▶ **What the task requires**
Your task is to output the entries below word for word.

▶ **Supplied entries**
--- START ---

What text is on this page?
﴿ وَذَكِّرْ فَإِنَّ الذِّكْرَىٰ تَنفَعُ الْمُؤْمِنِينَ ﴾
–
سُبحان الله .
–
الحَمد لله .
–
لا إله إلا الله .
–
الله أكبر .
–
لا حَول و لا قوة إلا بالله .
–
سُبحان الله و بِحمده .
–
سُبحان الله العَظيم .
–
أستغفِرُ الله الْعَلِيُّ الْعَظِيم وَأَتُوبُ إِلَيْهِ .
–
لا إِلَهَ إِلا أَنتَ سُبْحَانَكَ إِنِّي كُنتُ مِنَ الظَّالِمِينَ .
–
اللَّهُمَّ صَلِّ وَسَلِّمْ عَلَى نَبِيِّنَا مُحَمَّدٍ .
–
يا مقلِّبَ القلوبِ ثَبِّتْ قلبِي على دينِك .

--- END ---

▶ **Answer to this task**
What text is on this page?
﴿ وَذَكِّرْ فَإِنَّ الذِّكْرَىٰ تَنفَعُ الْمُؤْمِنِينَ ﴾
–
سُبحان الله .
–
الحَمد لله .
–
لا إله إلا الله .
–
الله أكبر .
–
لا حَول و لا قوة إلا بالله .
–
سُبحان الله و بِحمده .
–
سُبحان الله العَظيم .
–
أستغفِرُ الله الْعَلِيُّ الْعَظِيم وَأَتُوبُ إِلَيْهِ .
–
لا إِلَهَ إِلا أَنتَ سُبْحَانَكَ إِنِّي كُنتُ مِنَ الظَّالِمِينَ .
–
اللَّهُمَّ صَلِّ وَسَلِّمْ عَلَى نَبِيِّنَا مُحَمَّدٍ .
–
يا مقلِّبَ القلوبِ ثَبِّتْ قلبِي على دينِك .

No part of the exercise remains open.